[Start Extracted entries]

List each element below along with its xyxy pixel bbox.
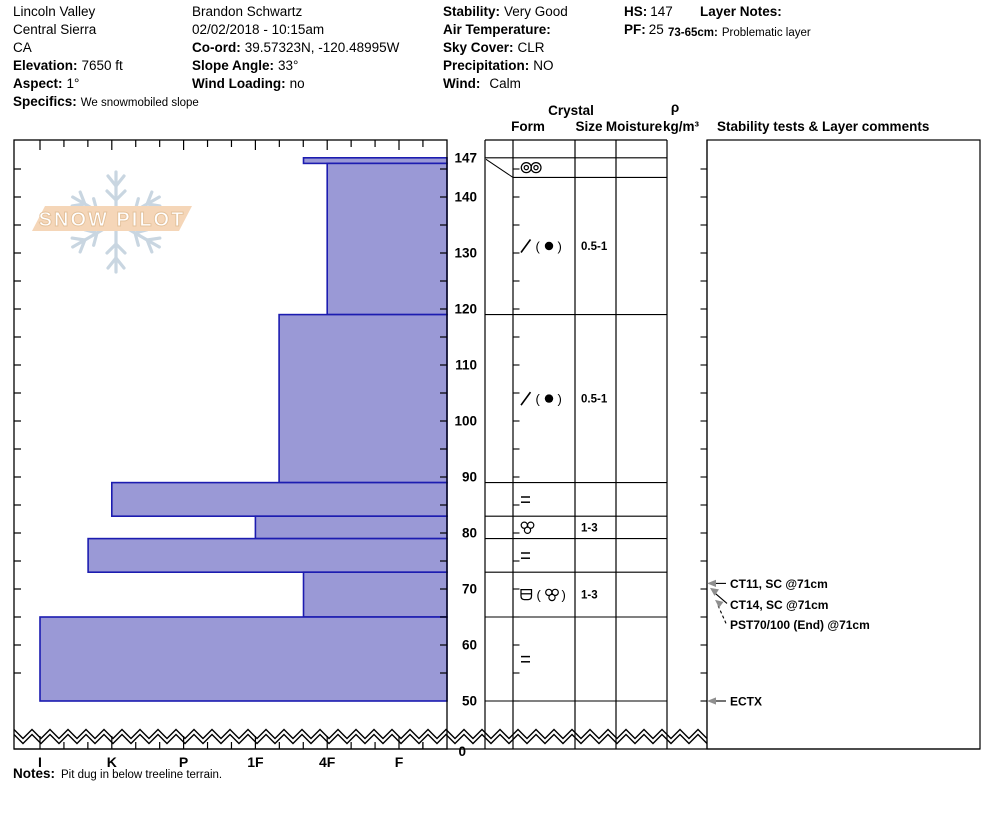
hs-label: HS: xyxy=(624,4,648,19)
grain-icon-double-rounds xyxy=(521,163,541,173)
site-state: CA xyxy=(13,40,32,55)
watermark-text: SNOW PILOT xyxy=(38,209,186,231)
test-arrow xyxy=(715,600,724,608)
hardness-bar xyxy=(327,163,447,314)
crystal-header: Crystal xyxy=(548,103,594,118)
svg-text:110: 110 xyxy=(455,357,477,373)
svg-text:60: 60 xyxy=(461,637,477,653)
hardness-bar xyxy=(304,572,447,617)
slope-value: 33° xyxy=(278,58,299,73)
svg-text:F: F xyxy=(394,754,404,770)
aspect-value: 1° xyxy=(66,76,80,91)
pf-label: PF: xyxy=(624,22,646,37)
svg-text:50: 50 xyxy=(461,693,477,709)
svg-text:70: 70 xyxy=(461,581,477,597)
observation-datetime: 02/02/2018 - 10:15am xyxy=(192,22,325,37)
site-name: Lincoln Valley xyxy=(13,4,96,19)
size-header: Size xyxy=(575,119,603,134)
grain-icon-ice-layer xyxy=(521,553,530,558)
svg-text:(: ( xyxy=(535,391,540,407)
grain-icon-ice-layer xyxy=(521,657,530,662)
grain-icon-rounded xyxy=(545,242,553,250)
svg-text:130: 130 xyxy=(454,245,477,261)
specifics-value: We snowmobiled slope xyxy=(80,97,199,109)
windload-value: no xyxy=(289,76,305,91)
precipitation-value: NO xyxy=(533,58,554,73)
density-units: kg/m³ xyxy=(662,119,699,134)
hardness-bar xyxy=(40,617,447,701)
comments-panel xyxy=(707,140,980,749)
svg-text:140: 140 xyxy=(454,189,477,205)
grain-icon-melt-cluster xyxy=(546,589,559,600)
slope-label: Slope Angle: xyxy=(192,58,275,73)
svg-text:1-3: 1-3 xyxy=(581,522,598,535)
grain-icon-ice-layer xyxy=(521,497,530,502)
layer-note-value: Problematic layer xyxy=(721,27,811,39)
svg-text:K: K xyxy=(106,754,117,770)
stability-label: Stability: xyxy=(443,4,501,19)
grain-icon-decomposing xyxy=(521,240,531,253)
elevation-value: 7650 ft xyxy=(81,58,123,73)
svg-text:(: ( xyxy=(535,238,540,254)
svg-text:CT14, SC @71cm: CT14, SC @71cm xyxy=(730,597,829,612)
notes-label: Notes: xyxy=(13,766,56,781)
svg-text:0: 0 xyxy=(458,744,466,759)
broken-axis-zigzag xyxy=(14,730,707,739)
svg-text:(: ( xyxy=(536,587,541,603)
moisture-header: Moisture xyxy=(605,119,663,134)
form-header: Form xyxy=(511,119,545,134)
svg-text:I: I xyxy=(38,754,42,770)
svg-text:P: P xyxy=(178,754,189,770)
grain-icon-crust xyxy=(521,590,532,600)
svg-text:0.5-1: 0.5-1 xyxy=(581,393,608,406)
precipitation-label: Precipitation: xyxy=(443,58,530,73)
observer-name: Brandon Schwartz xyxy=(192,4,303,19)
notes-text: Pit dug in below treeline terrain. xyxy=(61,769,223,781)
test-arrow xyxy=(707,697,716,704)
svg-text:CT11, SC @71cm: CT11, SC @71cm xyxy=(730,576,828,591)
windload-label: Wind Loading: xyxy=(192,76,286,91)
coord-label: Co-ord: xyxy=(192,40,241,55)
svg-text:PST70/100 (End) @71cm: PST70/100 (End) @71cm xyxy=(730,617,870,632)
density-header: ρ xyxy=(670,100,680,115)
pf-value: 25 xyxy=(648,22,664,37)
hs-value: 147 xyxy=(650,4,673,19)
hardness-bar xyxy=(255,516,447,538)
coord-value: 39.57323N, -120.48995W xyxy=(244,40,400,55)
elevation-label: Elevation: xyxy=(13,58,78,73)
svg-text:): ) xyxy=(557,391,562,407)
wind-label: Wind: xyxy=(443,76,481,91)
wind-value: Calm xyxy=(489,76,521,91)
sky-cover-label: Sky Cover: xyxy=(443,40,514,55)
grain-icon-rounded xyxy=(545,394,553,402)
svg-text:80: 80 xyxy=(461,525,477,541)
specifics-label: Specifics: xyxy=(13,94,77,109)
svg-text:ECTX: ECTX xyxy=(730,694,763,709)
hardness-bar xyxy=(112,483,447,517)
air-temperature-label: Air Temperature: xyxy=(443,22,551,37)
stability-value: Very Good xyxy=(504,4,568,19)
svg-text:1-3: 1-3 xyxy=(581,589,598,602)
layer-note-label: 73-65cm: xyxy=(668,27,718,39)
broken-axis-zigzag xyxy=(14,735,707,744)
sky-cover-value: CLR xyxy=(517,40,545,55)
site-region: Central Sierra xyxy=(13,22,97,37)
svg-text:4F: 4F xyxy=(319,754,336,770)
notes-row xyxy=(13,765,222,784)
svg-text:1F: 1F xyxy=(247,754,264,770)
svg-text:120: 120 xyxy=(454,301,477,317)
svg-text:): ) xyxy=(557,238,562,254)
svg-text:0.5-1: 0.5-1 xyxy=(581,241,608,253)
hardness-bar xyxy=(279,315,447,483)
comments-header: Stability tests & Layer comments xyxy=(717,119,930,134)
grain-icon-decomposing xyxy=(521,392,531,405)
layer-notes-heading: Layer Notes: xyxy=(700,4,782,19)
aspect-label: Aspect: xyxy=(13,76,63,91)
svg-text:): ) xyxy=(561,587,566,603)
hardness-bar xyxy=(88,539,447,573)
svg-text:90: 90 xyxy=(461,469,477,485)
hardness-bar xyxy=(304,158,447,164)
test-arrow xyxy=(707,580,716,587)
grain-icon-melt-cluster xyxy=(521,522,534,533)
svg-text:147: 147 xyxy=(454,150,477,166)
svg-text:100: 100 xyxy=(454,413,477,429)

[End Extracted entries]
[Start Extracted entries]

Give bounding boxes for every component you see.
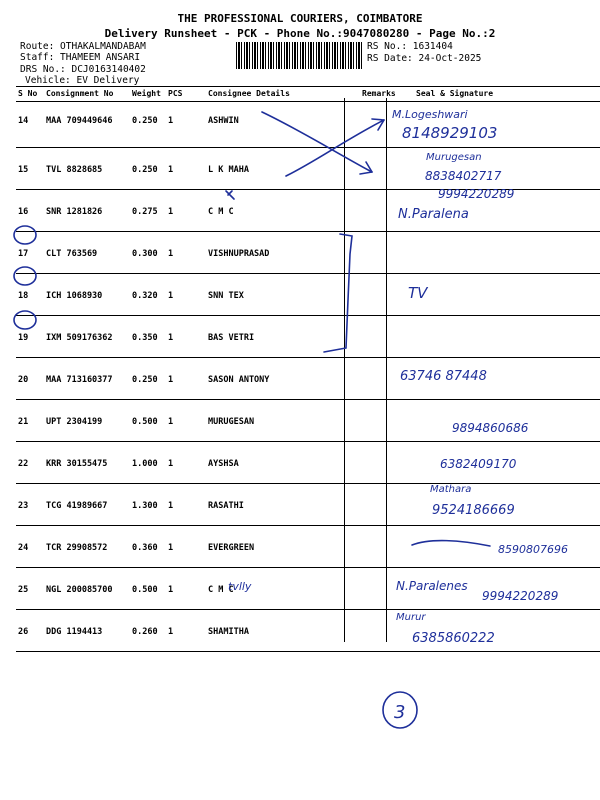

[End Extracted entries]

Your goal:
Reproduce the lines verbatim, starting at the line that has "List each element" and ending after the line that has "precipitation-value: NO xyxy=(533,58,554,73)". Omit the pictures from your answer.

Result of the task:
List each element below along with its xyxy pixel bbox.
hs-label: HS: xyxy=(624,4,648,19)
grain-icon-double-rounds xyxy=(521,163,541,173)
site-state: CA xyxy=(13,40,32,55)
watermark-text: SNOW PILOT xyxy=(38,209,186,231)
test-arrow xyxy=(715,600,724,608)
hardness-bar xyxy=(327,163,447,314)
crystal-header: Crystal xyxy=(548,103,594,118)
svg-text:110: 110 xyxy=(455,357,477,373)
svg-text:60: 60 xyxy=(461,637,477,653)
hardness-bar xyxy=(304,572,447,617)
slope-value: 33° xyxy=(278,58,299,73)
svg-text:F: F xyxy=(394,754,404,770)
aspect-value: 1° xyxy=(66,76,80,91)
pf-label: PF: xyxy=(624,22,646,37)
svg-text:50: 50 xyxy=(461,693,477,709)
svg-text:70: 70 xyxy=(461,581,477,597)
observation-datetime: 02/02/2018 - 10:15am xyxy=(192,22,325,37)
site-name: Lincoln Valley xyxy=(13,4,96,19)
size-header: Size xyxy=(575,119,603,134)
grain-icon-ice-layer xyxy=(521,553,530,558)
svg-text:(: ( xyxy=(535,391,540,407)
grain-icon-ice-layer xyxy=(521,657,530,662)
grain-icon-rounded xyxy=(545,242,553,250)
svg-text:130: 130 xyxy=(454,245,477,261)
specifics-value: We snowmobiled slope xyxy=(80,97,199,109)
windload-value: no xyxy=(289,76,305,91)
precipitation-value: NO xyxy=(533,58,554,73)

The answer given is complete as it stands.